** Begin Material shown **

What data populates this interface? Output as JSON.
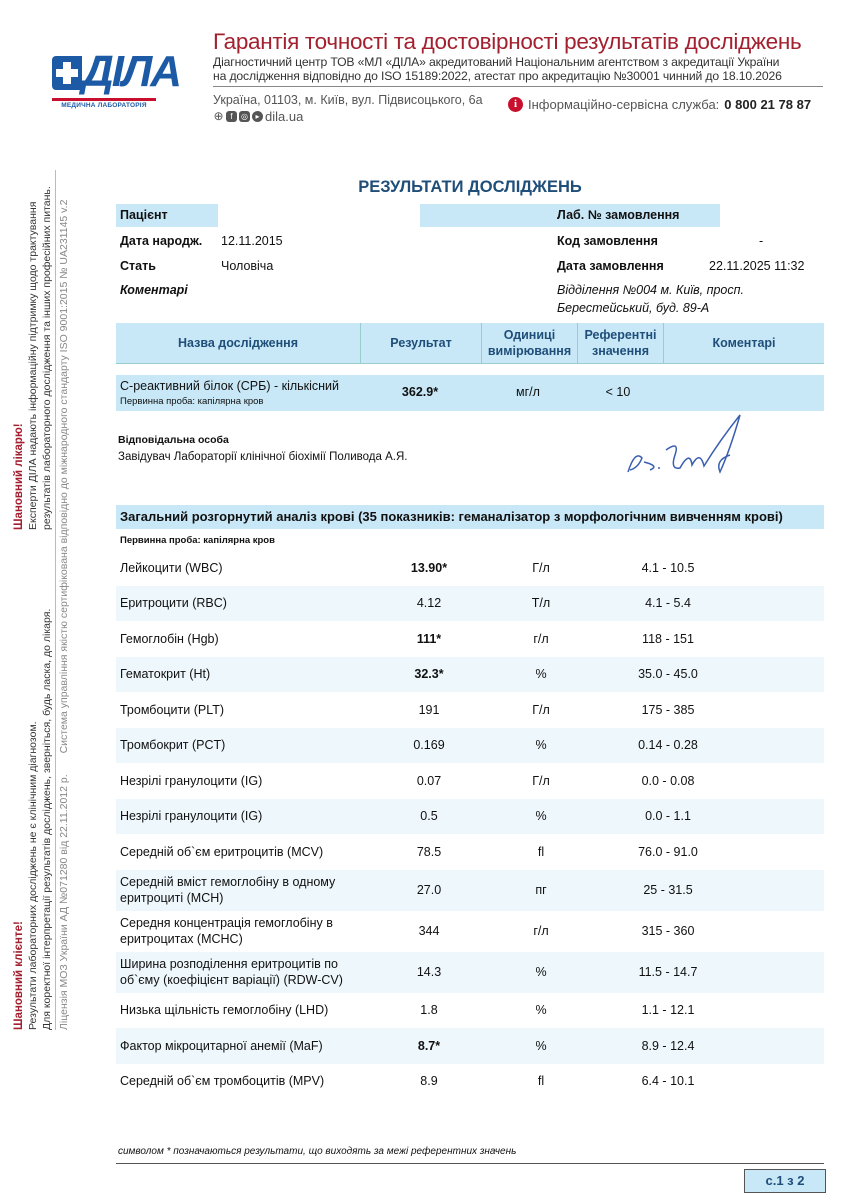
{
  "header": {
    "logo_text": "ДІЛА",
    "logo_subtitle": "МЕДИЧНА ЛАБОРАТОРІЯ",
    "title": "Гарантія точності та достовірності результатів досліджень",
    "accreditation_line1": "Діагностичний центр ТОВ «МЛ «ДІЛА» акредитований Національним агентством з акредитації України",
    "accreditation_line2": "на дослідження відповідно до ISO 15189:2022, атестат про акредитацію №30001 чинний до 18.10.2026",
    "address": "Україна, 01103, м. Київ, вул. Підвисоцького, 6а",
    "website": "dila.ua",
    "info_label": "Інформаційно-сервісна служба:",
    "info_phone": "0 800 21 78 87",
    "colors": {
      "brand_blue": "#1c5aa6",
      "brand_red": "#c8102e",
      "title_red": "#a3202f"
    }
  },
  "sidebar": {
    "client_heading": "Шановний клієнте!",
    "client_line1": "Результати лабораторних досліджень не є клінічним діагнозом.",
    "client_line2": "Для коректної інтерпретації результатів досліджень, зверніться, будь ласка, до лікаря.",
    "doctor_heading": "Шановний лікарю!",
    "doctor_line1": "Експерти ДІЛА надають інформаційну підтримку щодо трактування",
    "doctor_line2": "результатів лабораторного дослідження та інших професійних питань.",
    "license": "Ліцензія МОЗ України АД №071280 від 22.11.2012 р.",
    "iso": "Система управління якістю сертифікована відповідно до міжнародного стандарту ISO 9001:2015 № UA231145 v.2"
  },
  "document": {
    "title": "РЕЗУЛЬТАТИ ДОСЛІДЖЕНЬ",
    "patient_label": "Пацієнт",
    "dob_label": "Дата народж.",
    "dob": "12.11.2015",
    "sex_label": "Стать",
    "sex": "Чоловіча",
    "comments_label": "Коментарі",
    "lab_order_label": "Лаб. № замовлення",
    "order_code_label": "Код замовлення",
    "order_code": "-",
    "order_date_label": "Дата замовлення",
    "order_date": "22.11.2025 11:32",
    "branch_line1": "Відділення №004 м. Київ, просп.",
    "branch_line2": "Берестейський, буд. 89-А"
  },
  "table_header": {
    "name": "Назва дослідження",
    "result": "Результат",
    "units_1": "Одиниці",
    "units_2": "вимірювання",
    "ref_1": "Референтні",
    "ref_2": "значення",
    "comments": "Коментарі"
  },
  "crp": {
    "name": "С-реактивний білок (СРБ) - кількісний",
    "sample": "Первинна проба: капілярна кров",
    "result": "362.9*",
    "unit": "мг/л",
    "ref": "< 10"
  },
  "responsible": {
    "label": "Відповідальна особа",
    "name": "Завідувач Лабораторії клінічної біохімії Поливода А.Я.",
    "signature": "А. Пол"
  },
  "cbc": {
    "title": "Загальний розгорнутий аналіз крові (35 показників: геманалізатор з морфологічним вивченням крові)",
    "sample": "Первинна проба: капілярна кров",
    "rows": [
      {
        "name": "Лейкоцити (WBC)",
        "result": "13.90*",
        "unit": "Г/л",
        "ref": "4.1 - 10.5",
        "flag": true
      },
      {
        "name": "Еритроцити (RBC)",
        "result": "4.12",
        "unit": "Т/л",
        "ref": "4.1 - 5.4",
        "flag": false
      },
      {
        "name": "Гемоглобін (Hgb)",
        "result": "111*",
        "unit": "г/л",
        "ref": "118 - 151",
        "flag": true
      },
      {
        "name": "Гематокрит (Ht)",
        "result": "32.3*",
        "unit": "%",
        "ref": "35.0 - 45.0",
        "flag": true
      },
      {
        "name": "Тромбоцити (PLT)",
        "result": "191",
        "unit": "Г/л",
        "ref": "175 - 385",
        "flag": false
      },
      {
        "name": "Тромбокрит (PCT)",
        "result": "0.169",
        "unit": "%",
        "ref": "0.14 - 0.28",
        "flag": false
      },
      {
        "name": "Незрілі гранулоцити (IG)",
        "result": "0.07",
        "unit": "Г/л",
        "ref": "0.0 - 0.08",
        "flag": false
      },
      {
        "name": "Незрілі гранулоцити (IG)",
        "result": "0.5",
        "unit": "%",
        "ref": "0.0 - 1.1",
        "flag": false
      },
      {
        "name": "Середній об`єм еритроцитів (MCV)",
        "result": "78.5",
        "unit": "fl",
        "ref": "76.0 - 91.0",
        "flag": false
      },
      {
        "name": "Середній вміст гемоглобіну в одному еритроциті (MCH)",
        "result": "27.0",
        "unit": "пг",
        "ref": "25 - 31.5",
        "flag": false
      },
      {
        "name": "Середня концентрація гемоглобіну в еритроцитах (MCHC)",
        "result": "344",
        "unit": "г/л",
        "ref": "315 - 360",
        "flag": false
      },
      {
        "name": "Ширина розподілення еритроцитів по об`єму (коефіцієнт варіації) (RDW-CV)",
        "result": "14.3",
        "unit": "%",
        "ref": "11.5 - 14.7",
        "flag": false
      },
      {
        "name": "Низька щільність гемоглобіну (LHD)",
        "result": "1.8",
        "unit": "%",
        "ref": "1.1 - 12.1",
        "flag": false
      },
      {
        "name": "Фактор мікроцитарної анемії (MaF)",
        "result": "8.7*",
        "unit": "%",
        "ref": "8.9 - 12.4",
        "flag": true
      },
      {
        "name": "Середній об`єм тромбоцитів (MPV)",
        "result": "8.9",
        "unit": "fl",
        "ref": "6.4 - 10.1",
        "flag": false
      }
    ]
  },
  "footer": {
    "note": "символом * позначаються результати, що виходять за межі референтних значень",
    "page": "с.1 з 2"
  }
}
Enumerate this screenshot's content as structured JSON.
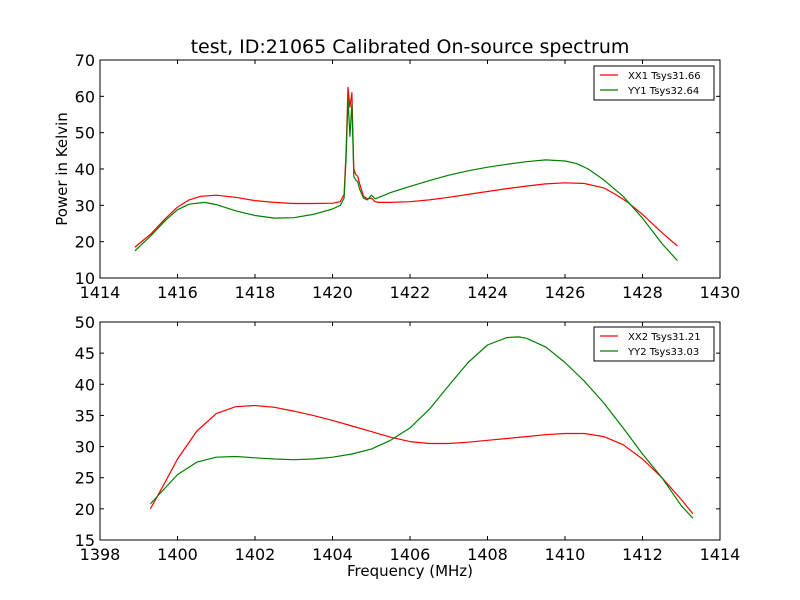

** End Material shown **

Problem statement
Scan the listing above. Collect all lines with the word "еритроцитів".

Output of the task
        "name": "Середній об`єм еритроцитів (MCV)",
        "name": "Ширина розподілення еритроцитів по об`єму (коефіцієнт варіації) (RDW-CV)",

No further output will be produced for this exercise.